## JOB
Transcribe the records exactly. Pictures do not belong in the transcription.

* * * * *

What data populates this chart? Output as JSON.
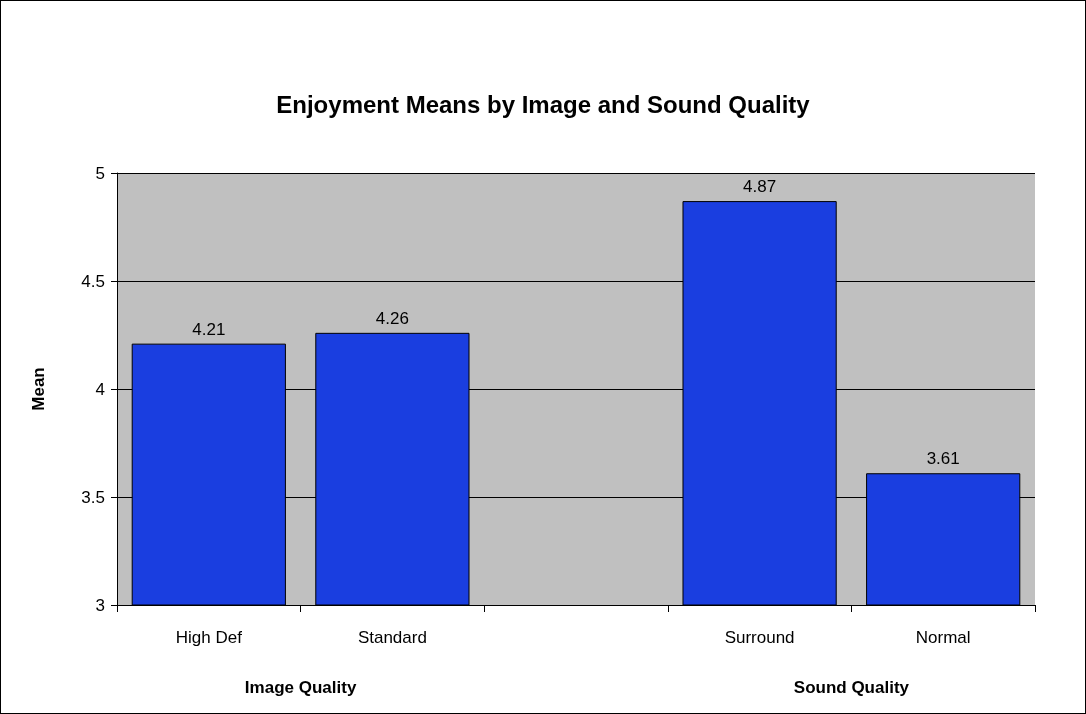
{
  "chart_data": {
    "type": "bar",
    "title": "Enjoyment Means by Image and Sound Quality",
    "ylabel": "Mean",
    "categories": [
      "High Def",
      "Standard",
      null,
      "Surround",
      "Normal"
    ],
    "values": [
      4.21,
      4.26,
      null,
      4.87,
      3.61
    ],
    "color": "#1a3ee0",
    "ylim": [
      3,
      5
    ],
    "yticks": [
      3,
      3.5,
      4,
      4.5,
      5
    ],
    "grid": "y",
    "data_labels": true,
    "annotations": [
      "Image Quality",
      "Sound Quality"
    ]
  }
}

* * * * *

## THE SOLUTION
What data populates this chart? Output as JSON.
{
  "chart_data": {
    "type": "bar",
    "title": "Enjoyment Means by Image and Sound Quality",
    "ylabel": "Mean",
    "categories": [
      "High Def",
      "Standard",
      null,
      "Surround",
      "Normal"
    ],
    "values": [
      4.21,
      4.26,
      null,
      4.87,
      3.61
    ],
    "color": "#1a3ee0",
    "ylim": [
      3,
      5
    ],
    "yticks": [
      3,
      3.5,
      4,
      4.5,
      5
    ],
    "grid": "y",
    "data_labels": true,
    "annotations": [
      "Image Quality",
      "Sound Quality"
    ]
  }
}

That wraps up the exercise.